> What you need to do: Your task is to output all the records below, word for word.

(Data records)
________________________________________

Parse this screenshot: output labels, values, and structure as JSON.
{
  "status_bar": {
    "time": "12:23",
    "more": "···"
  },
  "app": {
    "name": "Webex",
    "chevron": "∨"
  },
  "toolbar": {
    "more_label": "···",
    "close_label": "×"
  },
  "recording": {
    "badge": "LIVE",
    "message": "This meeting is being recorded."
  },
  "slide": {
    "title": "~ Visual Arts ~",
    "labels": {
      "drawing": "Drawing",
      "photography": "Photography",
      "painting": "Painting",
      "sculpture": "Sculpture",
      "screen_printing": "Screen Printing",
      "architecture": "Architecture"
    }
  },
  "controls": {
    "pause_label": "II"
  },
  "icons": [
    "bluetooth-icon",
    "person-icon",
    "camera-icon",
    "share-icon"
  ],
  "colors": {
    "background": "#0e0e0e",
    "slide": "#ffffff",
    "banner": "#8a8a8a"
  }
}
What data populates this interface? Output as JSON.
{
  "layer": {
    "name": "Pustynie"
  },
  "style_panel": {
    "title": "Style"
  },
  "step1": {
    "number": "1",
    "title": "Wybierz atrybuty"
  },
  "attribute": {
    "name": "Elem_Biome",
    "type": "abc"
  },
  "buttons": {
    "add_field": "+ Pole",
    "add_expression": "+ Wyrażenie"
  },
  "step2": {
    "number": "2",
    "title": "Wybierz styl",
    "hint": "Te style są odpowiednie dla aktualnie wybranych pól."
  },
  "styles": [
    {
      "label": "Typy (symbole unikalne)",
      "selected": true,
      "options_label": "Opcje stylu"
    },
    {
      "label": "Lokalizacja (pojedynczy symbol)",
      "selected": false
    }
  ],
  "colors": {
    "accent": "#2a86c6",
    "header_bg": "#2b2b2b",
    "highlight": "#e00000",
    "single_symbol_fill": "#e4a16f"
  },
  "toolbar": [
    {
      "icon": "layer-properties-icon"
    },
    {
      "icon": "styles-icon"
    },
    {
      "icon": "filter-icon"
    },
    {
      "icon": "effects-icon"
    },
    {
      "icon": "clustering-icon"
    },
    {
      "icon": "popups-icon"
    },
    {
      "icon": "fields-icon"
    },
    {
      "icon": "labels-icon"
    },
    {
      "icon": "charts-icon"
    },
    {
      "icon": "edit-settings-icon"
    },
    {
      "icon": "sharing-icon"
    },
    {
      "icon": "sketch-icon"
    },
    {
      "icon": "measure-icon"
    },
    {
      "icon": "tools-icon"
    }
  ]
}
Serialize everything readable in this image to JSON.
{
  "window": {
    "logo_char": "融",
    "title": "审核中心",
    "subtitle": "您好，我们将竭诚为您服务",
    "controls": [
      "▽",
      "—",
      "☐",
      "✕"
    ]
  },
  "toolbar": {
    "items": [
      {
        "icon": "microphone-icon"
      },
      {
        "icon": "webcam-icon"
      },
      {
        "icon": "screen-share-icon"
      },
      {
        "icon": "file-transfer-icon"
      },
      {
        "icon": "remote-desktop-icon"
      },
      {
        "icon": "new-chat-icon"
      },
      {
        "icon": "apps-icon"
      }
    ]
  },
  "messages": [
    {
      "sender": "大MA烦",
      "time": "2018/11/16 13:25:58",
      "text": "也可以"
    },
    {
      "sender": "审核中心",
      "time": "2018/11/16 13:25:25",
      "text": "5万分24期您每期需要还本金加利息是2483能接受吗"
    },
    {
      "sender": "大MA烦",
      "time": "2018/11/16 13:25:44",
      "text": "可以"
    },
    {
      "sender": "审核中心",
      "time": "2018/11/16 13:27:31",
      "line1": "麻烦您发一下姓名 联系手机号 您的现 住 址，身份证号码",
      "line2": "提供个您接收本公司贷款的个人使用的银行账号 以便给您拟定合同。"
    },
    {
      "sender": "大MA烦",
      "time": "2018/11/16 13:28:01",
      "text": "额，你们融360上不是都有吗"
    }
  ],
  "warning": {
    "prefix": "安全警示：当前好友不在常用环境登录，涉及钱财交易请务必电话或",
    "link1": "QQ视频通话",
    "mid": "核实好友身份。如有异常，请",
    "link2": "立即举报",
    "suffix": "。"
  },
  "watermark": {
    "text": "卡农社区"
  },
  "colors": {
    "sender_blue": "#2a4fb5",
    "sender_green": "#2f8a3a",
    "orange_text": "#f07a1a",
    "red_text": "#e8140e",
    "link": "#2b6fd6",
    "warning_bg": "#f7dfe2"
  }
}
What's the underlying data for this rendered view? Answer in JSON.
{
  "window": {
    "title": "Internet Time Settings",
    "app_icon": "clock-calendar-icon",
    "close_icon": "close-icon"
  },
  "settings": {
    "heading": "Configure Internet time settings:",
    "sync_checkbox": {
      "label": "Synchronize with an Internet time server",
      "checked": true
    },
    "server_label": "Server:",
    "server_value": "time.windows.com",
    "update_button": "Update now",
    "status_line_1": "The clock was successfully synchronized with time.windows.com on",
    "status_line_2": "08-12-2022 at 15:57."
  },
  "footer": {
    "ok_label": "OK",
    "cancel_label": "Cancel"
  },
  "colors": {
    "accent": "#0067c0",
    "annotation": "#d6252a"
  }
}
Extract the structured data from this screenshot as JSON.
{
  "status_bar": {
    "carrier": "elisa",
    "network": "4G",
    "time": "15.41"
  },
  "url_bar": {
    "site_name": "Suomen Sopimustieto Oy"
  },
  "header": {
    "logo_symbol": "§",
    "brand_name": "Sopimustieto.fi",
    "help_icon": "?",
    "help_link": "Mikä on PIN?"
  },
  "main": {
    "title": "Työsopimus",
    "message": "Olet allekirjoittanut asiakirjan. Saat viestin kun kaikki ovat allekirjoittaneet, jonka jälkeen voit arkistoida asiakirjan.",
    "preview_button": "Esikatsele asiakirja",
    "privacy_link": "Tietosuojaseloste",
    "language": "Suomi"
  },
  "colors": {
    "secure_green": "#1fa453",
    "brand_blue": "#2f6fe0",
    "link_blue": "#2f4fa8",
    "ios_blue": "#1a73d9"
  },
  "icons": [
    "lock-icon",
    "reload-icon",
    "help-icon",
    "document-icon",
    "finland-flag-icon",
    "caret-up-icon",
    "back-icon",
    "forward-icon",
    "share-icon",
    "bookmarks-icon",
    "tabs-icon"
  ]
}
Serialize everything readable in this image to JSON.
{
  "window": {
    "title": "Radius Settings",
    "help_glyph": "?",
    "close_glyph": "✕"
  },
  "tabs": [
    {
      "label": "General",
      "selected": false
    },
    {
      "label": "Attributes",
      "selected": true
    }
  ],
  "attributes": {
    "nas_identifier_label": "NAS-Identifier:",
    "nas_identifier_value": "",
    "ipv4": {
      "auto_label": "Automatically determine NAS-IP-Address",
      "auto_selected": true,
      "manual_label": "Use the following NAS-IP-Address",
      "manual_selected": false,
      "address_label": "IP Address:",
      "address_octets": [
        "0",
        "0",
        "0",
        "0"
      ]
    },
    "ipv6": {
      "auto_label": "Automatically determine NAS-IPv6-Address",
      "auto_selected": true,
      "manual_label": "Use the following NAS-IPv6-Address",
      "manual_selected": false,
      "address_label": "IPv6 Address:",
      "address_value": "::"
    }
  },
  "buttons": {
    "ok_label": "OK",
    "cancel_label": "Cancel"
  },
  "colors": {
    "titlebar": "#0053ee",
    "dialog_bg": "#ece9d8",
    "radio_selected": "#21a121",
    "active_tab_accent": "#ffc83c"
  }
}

________________________________________

> Result of this task:
Parse this screenshot: output labels, values, and structure as JSON.
{
  "status_bar": {
    "time": "12:23",
    "more": "···"
  },
  "app": {
    "name": "Webex",
    "chevron": "∨"
  },
  "toolbar": {
    "more_label": "···",
    "close_label": "×"
  },
  "recording": {
    "badge": "LIVE",
    "message": "This meeting is being recorded."
  },
  "slide": {
    "title": "~ Visual Arts ~",
    "labels": {
      "drawing": "Drawing",
      "photography": "Photography",
      "painting": "Painting",
      "sculpture": "Sculpture",
      "screen_printing": "Screen Printing",
      "architecture": "Architecture"
    }
  },
  "controls": {
    "pause_label": "II"
  },
  "icons": [
    "bluetooth-icon",
    "person-icon",
    "camera-icon",
    "share-icon"
  ],
  "colors": {
    "background": "#0e0e0e",
    "slide": "#ffffff",
    "banner": "#8a8a8a"
  }
}
What data populates this interface? Output as JSON.
{
  "layer": {
    "name": "Pustynie"
  },
  "style_panel": {
    "title": "Style"
  },
  "step1": {
    "number": "1",
    "title": "Wybierz atrybuty"
  },
  "attribute": {
    "name": "Elem_Biome",
    "type": "abc"
  },
  "buttons": {
    "add_field": "+ Pole",
    "add_expression": "+ Wyrażenie"
  },
  "step2": {
    "number": "2",
    "title": "Wybierz styl",
    "hint": "Te style są odpowiednie dla aktualnie wybranych pól."
  },
  "styles": [
    {
      "label": "Typy (symbole unikalne)",
      "selected": true,
      "options_label": "Opcje stylu"
    },
    {
      "label": "Lokalizacja (pojedynczy symbol)",
      "selected": false
    }
  ],
  "colors": {
    "accent": "#2a86c6",
    "header_bg": "#2b2b2b",
    "highlight": "#e00000",
    "single_symbol_fill": "#e4a16f"
  },
  "toolbar": [
    {
      "icon": "layer-properties-icon"
    },
    {
      "icon": "styles-icon"
    },
    {
      "icon": "filter-icon"
    },
    {
      "icon": "effects-icon"
    },
    {
      "icon": "clustering-icon"
    },
    {
      "icon": "popups-icon"
    },
    {
      "icon": "fields-icon"
    },
    {
      "icon": "labels-icon"
    },
    {
      "icon": "charts-icon"
    },
    {
      "icon": "edit-settings-icon"
    },
    {
      "icon": "sharing-icon"
    },
    {
      "icon": "sketch-icon"
    },
    {
      "icon": "measure-icon"
    },
    {
      "icon": "tools-icon"
    }
  ]
}
Serialize everything readable in this image to JSON.
{
  "window": {
    "logo_char": "融",
    "title": "审核中心",
    "subtitle": "您好，我们将竭诚为您服务",
    "controls": [
      "▽",
      "—",
      "☐",
      "✕"
    ]
  },
  "toolbar": {
    "items": [
      {
        "icon": "microphone-icon"
      },
      {
        "icon": "webcam-icon"
      },
      {
        "icon": "screen-share-icon"
      },
      {
        "icon": "file-transfer-icon"
      },
      {
        "icon": "remote-desktop-icon"
      },
      {
        "icon": "new-chat-icon"
      },
      {
        "icon": "apps-icon"
      }
    ]
  },
  "messages": [
    {
      "sender": "大MA烦",
      "time": "2018/11/16 13:25:58",
      "text": "也可以"
    },
    {
      "sender": "审核中心",
      "time": "2018/11/16 13:25:25",
      "text": "5万分24期您每期需要还本金加利息是2483能接受吗"
    },
    {
      "sender": "大MA烦",
      "time": "2018/11/16 13:25:44",
      "text": "可以"
    },
    {
      "sender": "审核中心",
      "time": "2018/11/16 13:27:31",
      "line1": "麻烦您发一下姓名 联系手机号 您的现 住 址，身份证号码",
      "line2": "提供个您接收本公司贷款的个人使用的银行账号 以便给您拟定合同。"
    },
    {
      "sender": "大MA烦",
      "time": "2018/11/16 13:28:01",
      "text": "额，你们融360上不是都有吗"
    }
  ],
  "warning": {
    "prefix": "安全警示：当前好友不在常用环境登录，涉及钱财交易请务必电话或",
    "link1": "QQ视频通话",
    "mid": "核实好友身份。如有异常，请",
    "link2": "立即举报",
    "suffix": "。"
  },
  "watermark": {
    "text": "卡农社区"
  },
  "colors": {
    "sender_blue": "#2a4fb5",
    "sender_green": "#2f8a3a",
    "orange_text": "#f07a1a",
    "red_text": "#e8140e",
    "link": "#2b6fd6",
    "warning_bg": "#f7dfe2"
  }
}
What's the underlying data for this rendered view? Answer in JSON.
{
  "window": {
    "title": "Internet Time Settings",
    "app_icon": "clock-calendar-icon",
    "close_icon": "close-icon"
  },
  "settings": {
    "heading": "Configure Internet time settings:",
    "sync_checkbox": {
      "label": "Synchronize with an Internet time server",
      "checked": true
    },
    "server_label": "Server:",
    "server_value": "time.windows.com",
    "update_button": "Update now",
    "status_line_1": "The clock was successfully synchronized with time.windows.com on",
    "status_line_2": "08-12-2022 at 15:57."
  },
  "footer": {
    "ok_label": "OK",
    "cancel_label": "Cancel"
  },
  "colors": {
    "accent": "#0067c0",
    "annotation": "#d6252a"
  }
}
Extract the structured data from this screenshot as JSON.
{
  "status_bar": {
    "carrier": "elisa",
    "network": "4G",
    "time": "15.41"
  },
  "url_bar": {
    "site_name": "Suomen Sopimustieto Oy"
  },
  "header": {
    "logo_symbol": "§",
    "brand_name": "Sopimustieto.fi",
    "help_icon": "?",
    "help_link": "Mikä on PIN?"
  },
  "main": {
    "title": "Työsopimus",
    "message": "Olet allekirjoittanut asiakirjan. Saat viestin kun kaikki ovat allekirjoittaneet, jonka jälkeen voit arkistoida asiakirjan.",
    "preview_button": "Esikatsele asiakirja",
    "privacy_link": "Tietosuojaseloste",
    "language": "Suomi"
  },
  "colors": {
    "secure_green": "#1fa453",
    "brand_blue": "#2f6fe0",
    "link_blue": "#2f4fa8",
    "ios_blue": "#1a73d9"
  },
  "icons": [
    "lock-icon",
    "reload-icon",
    "help-icon",
    "document-icon",
    "finland-flag-icon",
    "caret-up-icon",
    "back-icon",
    "forward-icon",
    "share-icon",
    "bookmarks-icon",
    "tabs-icon"
  ]
}
Serialize everything readable in this image to JSON.
{
  "window": {
    "title": "Radius Settings",
    "help_glyph": "?",
    "close_glyph": "✕"
  },
  "tabs": [
    {
      "label": "General",
      "selected": false
    },
    {
      "label": "Attributes",
      "selected": true
    }
  ],
  "attributes": {
    "nas_identifier_label": "NAS-Identifier:",
    "nas_identifier_value": "",
    "ipv4": {
      "auto_label": "Automatically determine NAS-IP-Address",
      "auto_selected": true,
      "manual_label": "Use the following NAS-IP-Address",
      "manual_selected": false,
      "address_label": "IP Address:",
      "address_octets": [
        "0",
        "0",
        "0",
        "0"
      ]
    },
    "ipv6": {
      "auto_label": "Automatically determine NAS-IPv6-Address",
      "auto_selected": true,
      "manual_label": "Use the following NAS-IPv6-Address",
      "manual_selected": false,
      "address_label": "IPv6 Address:",
      "address_value": "::"
    }
  },
  "buttons": {
    "ok_label": "OK",
    "cancel_label": "Cancel"
  },
  "colors": {
    "titlebar": "#0053ee",
    "dialog_bg": "#ece9d8",
    "radio_selected": "#21a121",
    "active_tab_accent": "#ffc83c"
  }
}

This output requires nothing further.